(Stored records)
>>>

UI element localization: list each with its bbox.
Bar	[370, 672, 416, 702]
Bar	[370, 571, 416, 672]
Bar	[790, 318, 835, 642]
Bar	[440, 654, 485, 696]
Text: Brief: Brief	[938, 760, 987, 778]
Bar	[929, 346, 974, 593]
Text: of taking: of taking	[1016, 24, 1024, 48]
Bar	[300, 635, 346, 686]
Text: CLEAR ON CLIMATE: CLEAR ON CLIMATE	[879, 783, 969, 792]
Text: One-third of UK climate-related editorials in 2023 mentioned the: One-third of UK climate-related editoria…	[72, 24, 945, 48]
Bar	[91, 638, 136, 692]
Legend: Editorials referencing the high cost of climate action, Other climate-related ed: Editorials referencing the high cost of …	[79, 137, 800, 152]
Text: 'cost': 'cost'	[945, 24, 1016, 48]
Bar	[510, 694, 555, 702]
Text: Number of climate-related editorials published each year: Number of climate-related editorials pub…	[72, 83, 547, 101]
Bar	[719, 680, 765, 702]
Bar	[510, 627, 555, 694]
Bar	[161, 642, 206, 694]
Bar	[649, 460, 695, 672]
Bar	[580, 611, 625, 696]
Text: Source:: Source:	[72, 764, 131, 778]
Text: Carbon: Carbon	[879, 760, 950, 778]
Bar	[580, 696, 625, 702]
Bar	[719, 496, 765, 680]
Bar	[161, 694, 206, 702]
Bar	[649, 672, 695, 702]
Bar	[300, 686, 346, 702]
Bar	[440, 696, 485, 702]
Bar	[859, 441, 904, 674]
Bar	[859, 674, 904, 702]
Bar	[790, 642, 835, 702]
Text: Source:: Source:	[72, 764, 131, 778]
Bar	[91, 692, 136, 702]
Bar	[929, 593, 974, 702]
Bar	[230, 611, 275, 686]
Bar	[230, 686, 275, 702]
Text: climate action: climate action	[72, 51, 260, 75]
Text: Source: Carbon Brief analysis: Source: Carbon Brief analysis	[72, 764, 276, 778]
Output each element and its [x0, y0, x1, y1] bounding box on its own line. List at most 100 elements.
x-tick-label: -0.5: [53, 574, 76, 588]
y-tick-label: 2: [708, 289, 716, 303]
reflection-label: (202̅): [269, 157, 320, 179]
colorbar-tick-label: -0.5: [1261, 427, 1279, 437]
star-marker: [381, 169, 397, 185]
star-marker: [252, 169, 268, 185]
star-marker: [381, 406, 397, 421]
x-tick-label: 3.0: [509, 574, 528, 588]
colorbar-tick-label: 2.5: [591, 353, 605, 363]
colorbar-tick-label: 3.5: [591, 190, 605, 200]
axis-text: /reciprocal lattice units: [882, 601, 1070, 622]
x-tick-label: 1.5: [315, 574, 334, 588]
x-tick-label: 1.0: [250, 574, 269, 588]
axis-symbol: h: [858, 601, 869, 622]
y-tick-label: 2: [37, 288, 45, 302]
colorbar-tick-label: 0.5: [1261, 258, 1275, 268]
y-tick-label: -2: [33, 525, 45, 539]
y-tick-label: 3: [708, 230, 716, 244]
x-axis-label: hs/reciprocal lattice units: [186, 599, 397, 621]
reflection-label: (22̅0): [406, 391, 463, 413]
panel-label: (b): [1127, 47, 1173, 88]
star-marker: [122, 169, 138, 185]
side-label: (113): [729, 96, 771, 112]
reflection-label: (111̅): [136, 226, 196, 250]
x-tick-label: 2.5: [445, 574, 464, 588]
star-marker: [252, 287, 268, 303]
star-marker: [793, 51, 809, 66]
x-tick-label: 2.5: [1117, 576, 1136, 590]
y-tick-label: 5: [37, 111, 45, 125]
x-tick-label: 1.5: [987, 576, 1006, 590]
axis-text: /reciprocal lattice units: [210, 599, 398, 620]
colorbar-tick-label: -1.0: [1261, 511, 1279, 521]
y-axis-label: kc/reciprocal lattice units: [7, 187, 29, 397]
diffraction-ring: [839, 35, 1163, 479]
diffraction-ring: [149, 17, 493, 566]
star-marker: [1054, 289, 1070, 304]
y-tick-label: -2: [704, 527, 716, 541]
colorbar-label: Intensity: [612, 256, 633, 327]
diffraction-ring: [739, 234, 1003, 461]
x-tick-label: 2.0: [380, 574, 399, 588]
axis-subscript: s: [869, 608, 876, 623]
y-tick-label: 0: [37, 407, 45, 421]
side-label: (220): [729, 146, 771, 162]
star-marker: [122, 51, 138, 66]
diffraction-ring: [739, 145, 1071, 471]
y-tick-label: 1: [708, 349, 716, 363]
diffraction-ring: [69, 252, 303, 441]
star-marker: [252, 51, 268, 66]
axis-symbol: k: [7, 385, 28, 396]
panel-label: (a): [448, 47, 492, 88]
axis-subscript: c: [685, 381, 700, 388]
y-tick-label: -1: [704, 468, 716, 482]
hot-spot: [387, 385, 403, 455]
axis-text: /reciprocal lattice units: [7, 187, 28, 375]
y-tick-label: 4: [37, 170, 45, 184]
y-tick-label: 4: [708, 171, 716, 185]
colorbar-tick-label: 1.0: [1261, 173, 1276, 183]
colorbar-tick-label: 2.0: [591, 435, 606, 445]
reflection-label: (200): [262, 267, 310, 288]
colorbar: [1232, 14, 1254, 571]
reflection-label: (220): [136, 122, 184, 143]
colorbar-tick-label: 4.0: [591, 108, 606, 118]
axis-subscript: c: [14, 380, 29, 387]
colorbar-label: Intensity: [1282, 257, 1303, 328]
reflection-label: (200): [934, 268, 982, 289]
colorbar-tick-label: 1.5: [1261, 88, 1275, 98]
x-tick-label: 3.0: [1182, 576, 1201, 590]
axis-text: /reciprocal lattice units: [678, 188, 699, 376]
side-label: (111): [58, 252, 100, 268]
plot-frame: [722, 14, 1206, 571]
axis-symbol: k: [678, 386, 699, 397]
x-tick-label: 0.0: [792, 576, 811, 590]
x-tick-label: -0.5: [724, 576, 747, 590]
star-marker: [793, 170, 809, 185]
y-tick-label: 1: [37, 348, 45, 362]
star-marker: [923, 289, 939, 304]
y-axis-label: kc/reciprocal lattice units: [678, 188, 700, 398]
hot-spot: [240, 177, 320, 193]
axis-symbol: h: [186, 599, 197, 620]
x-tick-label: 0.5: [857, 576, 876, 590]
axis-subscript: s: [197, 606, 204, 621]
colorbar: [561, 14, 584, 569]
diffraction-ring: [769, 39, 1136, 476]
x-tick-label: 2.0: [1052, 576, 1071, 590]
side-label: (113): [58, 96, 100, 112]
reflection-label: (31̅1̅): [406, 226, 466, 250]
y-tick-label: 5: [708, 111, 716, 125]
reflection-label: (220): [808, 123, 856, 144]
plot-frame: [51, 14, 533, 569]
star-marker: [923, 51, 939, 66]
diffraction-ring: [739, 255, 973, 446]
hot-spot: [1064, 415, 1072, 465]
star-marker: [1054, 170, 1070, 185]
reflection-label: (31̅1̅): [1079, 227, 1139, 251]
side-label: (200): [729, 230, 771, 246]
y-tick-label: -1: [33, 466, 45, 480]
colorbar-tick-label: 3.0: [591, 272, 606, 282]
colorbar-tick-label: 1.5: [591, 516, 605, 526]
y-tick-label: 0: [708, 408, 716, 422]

<<<

### Exercise goal
Please swap "Bar" for "Column" in the stretch from the start of the records through the line that contains "reflection-label: (202̅): [269, 157, 320, 179]", and give those lines again with nothing else changed.

### Answer to the task
UI element localization: list each with its bbox.
Column	[370, 672, 416, 702]
Column	[370, 571, 416, 672]
Column	[790, 318, 835, 642]
Column	[440, 654, 485, 696]
Text: Brief: Brief	[938, 760, 987, 778]
Column	[929, 346, 974, 593]
Text: of taking: of taking	[1016, 24, 1024, 48]
Column	[300, 635, 346, 686]
Text: CLEAR ON CLIMATE: CLEAR ON CLIMATE	[879, 783, 969, 792]
Text: One-third of UK climate-related editorials in 2023 mentioned the: One-third of UK climate-related editoria…	[72, 24, 945, 48]
Column	[91, 638, 136, 692]
Legend: Editorials referencing the high cost of climate action, Other climate-related ed: Editorials referencing the high cost of …	[79, 137, 800, 152]
Text: 'cost': 'cost'	[945, 24, 1016, 48]
Column	[510, 694, 555, 702]
Text: Number of climate-related editorials published each year: Number of climate-related editorials pub…	[72, 83, 547, 101]
Column	[719, 680, 765, 702]
Column	[510, 627, 555, 694]
Column	[161, 642, 206, 694]
Column	[649, 460, 695, 672]
Column	[580, 611, 625, 696]
Text: Source:: Source:	[72, 764, 131, 778]
Text: Carbon: Carbon	[879, 760, 950, 778]
Column	[580, 696, 625, 702]
Column	[719, 496, 765, 680]
Column	[161, 694, 206, 702]
Column	[649, 672, 695, 702]
Column	[300, 686, 346, 702]
Column	[440, 696, 485, 702]
Column	[859, 441, 904, 674]
Column	[859, 674, 904, 702]
Column	[790, 642, 835, 702]
Text: Source:: Source:	[72, 764, 131, 778]
Column	[91, 692, 136, 702]
Column	[929, 593, 974, 702]
Column	[230, 611, 275, 686]
Column	[230, 686, 275, 702]
Text: climate action: climate action	[72, 51, 260, 75]
Text: Source: Carbon Brief analysis: Source: Carbon Brief analysis	[72, 764, 276, 778]
Output each element and its [x0, y0, x1, y1] bounding box on its own line. List at most 100 elements.
x-tick-label: -0.5: [53, 574, 76, 588]
y-tick-label: 2: [708, 289, 716, 303]
reflection-label: (202̅): [269, 157, 320, 179]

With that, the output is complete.